(Goal) Write out the data again exactly, skipping every picture.

(Input data)
....

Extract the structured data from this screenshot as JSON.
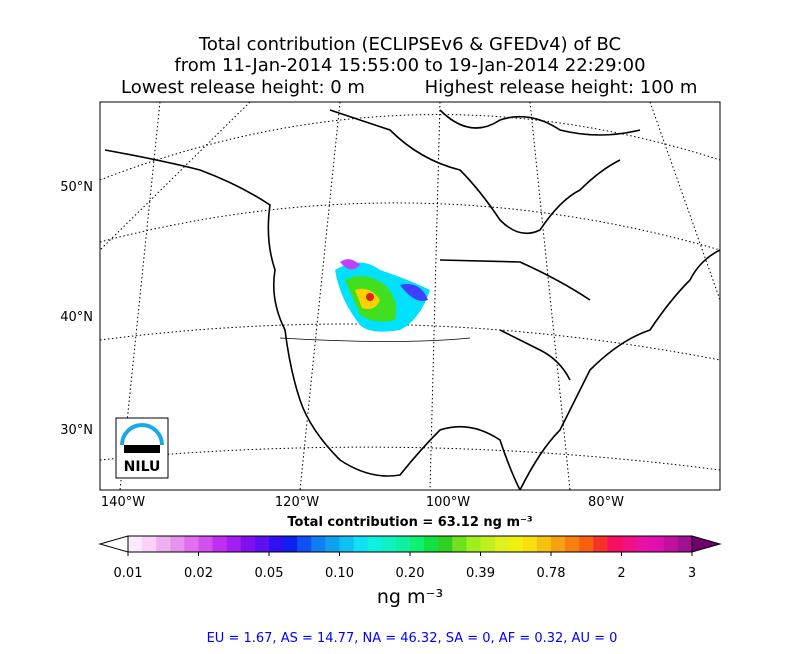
{
  "title": {
    "line1": "Total contribution (ECLIPSEv6 & GFEDv4) of BC",
    "line2": "from 11-Jan-2014 15:55:00 to 19-Jan-2014 22:29:00",
    "line3_left": "Lowest release height: 0 m",
    "line3_right": "Highest release height: 100 m"
  },
  "map": {
    "lat_labels": [
      "50°N",
      "40°N",
      "30°N"
    ],
    "lon_labels": [
      "140°W",
      "120°W",
      "100°W",
      "80°W"
    ],
    "logo": "NILU"
  },
  "total_label": "Total contribution = 63.12 ng m⁻³",
  "colorbar": {
    "tick_labels": [
      "0.01",
      "0.02",
      "0.05",
      "0.10",
      "0.20",
      "0.39",
      "0.78",
      "2",
      "3"
    ],
    "unit": "ng m⁻³"
  },
  "footer": "EU = 1.67,  AS = 14.77,  NA = 46.32,  SA = 0,  AF = 0.32,  AU = 0"
}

....

(Response)
Extract the structured data from this screenshot as JSON.
{
  "title": {
    "line1": "Total contribution (ECLIPSEv6 & GFEDv4) of BC",
    "line2": "from 11-Jan-2014 15:55:00 to 19-Jan-2014 22:29:00",
    "line3_left": "Lowest release height: 0 m",
    "line3_right": "Highest release height: 100 m"
  },
  "map": {
    "lat_labels": [
      "50°N",
      "40°N",
      "30°N"
    ],
    "lon_labels": [
      "140°W",
      "120°W",
      "100°W",
      "80°W"
    ],
    "logo": "NILU"
  },
  "total_label": "Total contribution = 63.12 ng m⁻³",
  "colorbar": {
    "tick_labels": [
      "0.01",
      "0.02",
      "0.05",
      "0.10",
      "0.20",
      "0.39",
      "0.78",
      "2",
      "3"
    ],
    "unit": "ng m⁻³"
  },
  "footer": "EU = 1.67,  AS = 14.77,  NA = 46.32,  SA = 0,  AF = 0.32,  AU = 0"
}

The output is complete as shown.